_Goal_: Will you output the entries below exactly, skipping every image they contain?
##### Supplied material
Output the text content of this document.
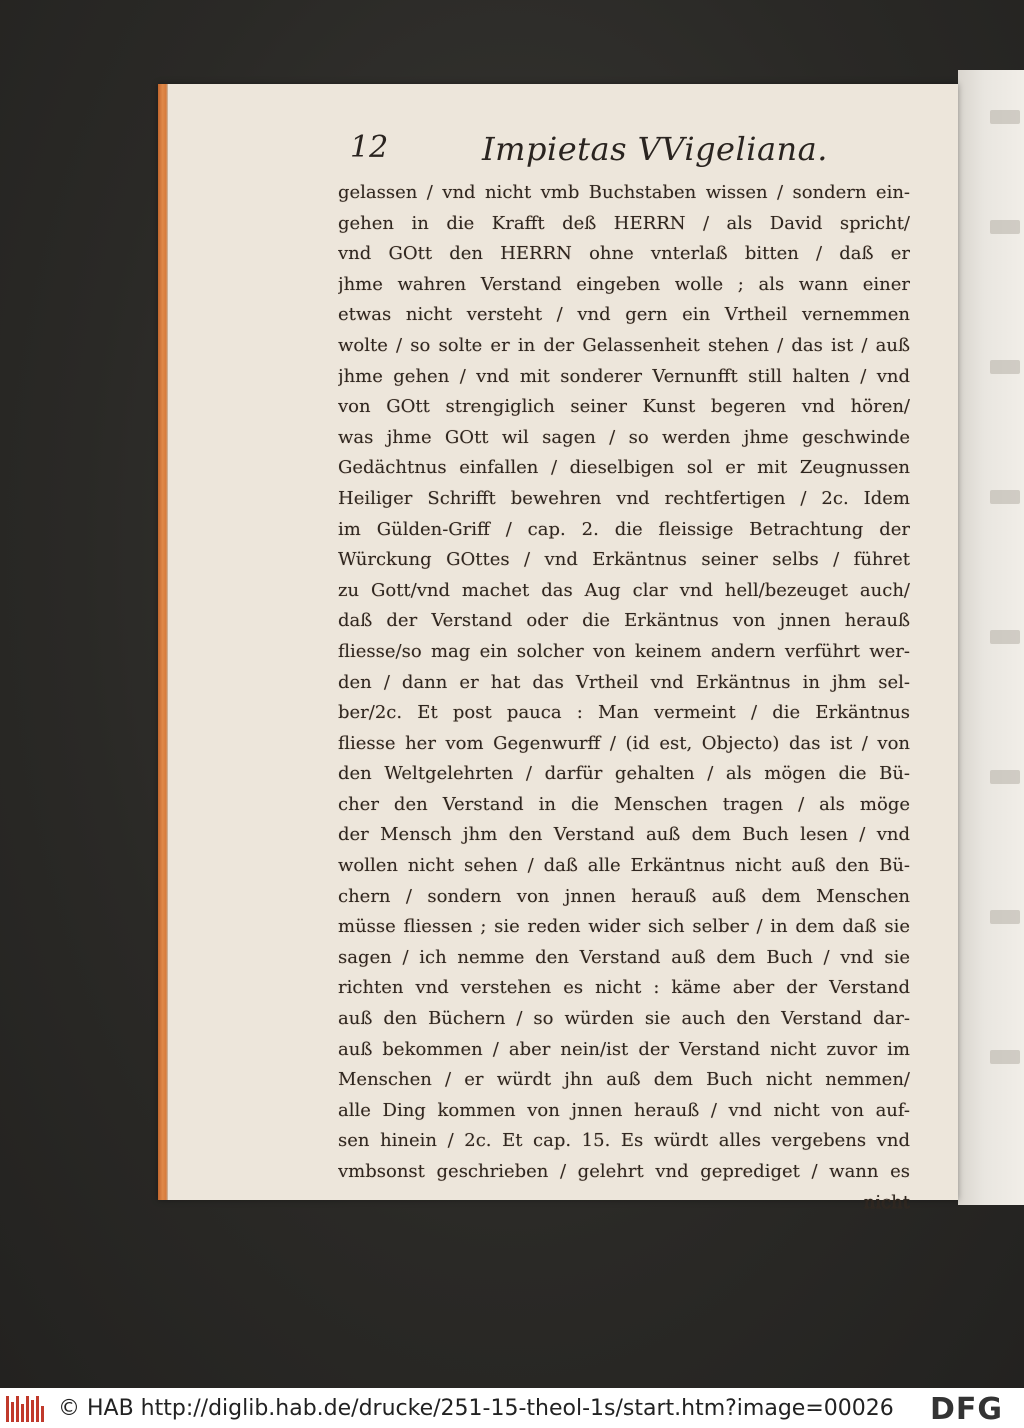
12	Impietas VVigeliana.
gelassen / vnd nicht vmb Buchstaben wissen / sondern ein-
gehen in die Krafft deß HERRN / als David spricht/
vnd GOtt den HERRN ohne vnterlaß bitten / daß er
jhme wahren Verstand eingeben wolle ; als wann einer
etwas nicht versteht / vnd gern ein Vrtheil vernemmen
wolte / so solte er in der Gelassenheit stehen / das ist / auß
jhme gehen / vnd mit sonderer Vernunfft still halten / vnd
von GOtt strengiglich seiner Kunst begeren vnd hören/
was jhme GOtt wil sagen / so werden jhme geschwinde
Gedächtnus einfallen / dieselbigen sol er mit Zeugnussen
Heiliger Schrifft bewehren vnd rechtfertigen / 2c. Idem
im Gülden-Griff / cap. 2. die fleissige Betrachtung der
Würckung GOttes / vnd Erkäntnus seiner selbs / führet
zu Gott/vnd machet das Aug clar vnd hell/bezeuget auch/
daß der Verstand oder die Erkäntnus von jnnen herauß
fliesse/so mag ein solcher von keinem andern verführt wer-
den / dann er hat das Vrtheil vnd Erkäntnus in jhm sel-
ber/2c. Et post pauca : Man vermeint / die Erkäntnus
fliesse her vom Gegenwurff / (id est, Objecto) das ist / von
den Weltgelehrten / darfür gehalten / als mögen die Bü-
cher den Verstand in die Menschen tragen / als möge
der Mensch jhm den Verstand auß dem Buch lesen / vnd
wollen nicht sehen / daß alle Erkäntnus nicht auß den Bü-
chern / sondern von jnnen herauß auß dem Menschen
müsse fliessen ; sie reden wider sich selber / in dem daß sie
sagen / ich nemme den Verstand auß dem Buch / vnd sie
richten vnd verstehen es nicht : käme aber der Verstand
auß den Büchern / so würden sie auch den Verstand dar-
auß bekommen / aber nein/ist der Verstand nicht zuvor im
Menschen / er würdt jhn auß dem Buch nicht nemmen/
alle Ding kommen von jnnen herauß / vnd nicht von auf-
sen hinein / 2c. Et cap. 15. Es würdt alles vergebens vnd
vmbsonst geschrieben / gelehrt vnd geprediget / wann es
nicht
© HAB http://diglib.hab.de/drucke/251-15-theol-1s/start.htm?image=00026 DFG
##########
_Task solution_:
Output the text content of this document.
12	Impietas VVigeliana.
gelassen / vnd nicht vmb Buchstaben wissen / sondern ein-
gehen in die Krafft deß HERRN / als David spricht/
vnd GOtt den HERRN ohne vnterlaß bitten / daß er
jhme wahren Verstand eingeben wolle ; als wann einer
etwas nicht versteht / vnd gern ein Vrtheil vernemmen
wolte / so solte er in der Gelassenheit stehen / das ist / auß
jhme gehen / vnd mit sonderer Vernunfft still halten / vnd
von GOtt strengiglich seiner Kunst begeren vnd hören/
was jhme GOtt wil sagen / so werden jhme geschwinde
Gedächtnus einfallen / dieselbigen sol er mit Zeugnussen
Heiliger Schrifft bewehren vnd rechtfertigen / 2c. Idem
im Gülden-Griff / cap. 2. die fleissige Betrachtung der
Würckung GOttes / vnd Erkäntnus seiner selbs / führet
zu Gott/vnd machet das Aug clar vnd hell/bezeuget auch/
daß der Verstand oder die Erkäntnus von jnnen herauß
fliesse/so mag ein solcher von keinem andern verführt wer-
den / dann er hat das Vrtheil vnd Erkäntnus in jhm sel-
ber/2c. Et post pauca : Man vermeint / die Erkäntnus
fliesse her vom Gegenwurff / (id est, Objecto) das ist / von
den Weltgelehrten / darfür gehalten / als mögen die Bü-
cher den Verstand in die Menschen tragen / als möge
der Mensch jhm den Verstand auß dem Buch lesen / vnd
wollen nicht sehen / daß alle Erkäntnus nicht auß den Bü-
chern / sondern von jnnen herauß auß dem Menschen
müsse fliessen ; sie reden wider sich selber / in dem daß sie
sagen / ich nemme den Verstand auß dem Buch / vnd sie
richten vnd verstehen es nicht : käme aber der Verstand
auß den Büchern / so würden sie auch den Verstand dar-
auß bekommen / aber nein/ist der Verstand nicht zuvor im
Menschen / er würdt jhn auß dem Buch nicht nemmen/
alle Ding kommen von jnnen herauß / vnd nicht von auf-
sen hinein / 2c. Et cap. 15. Es würdt alles vergebens vnd
vmbsonst geschrieben / gelehrt vnd geprediget / wann es
nicht
© HAB http://diglib.hab.de/drucke/251-15-theol-1s/start.htm?image=00026 DFG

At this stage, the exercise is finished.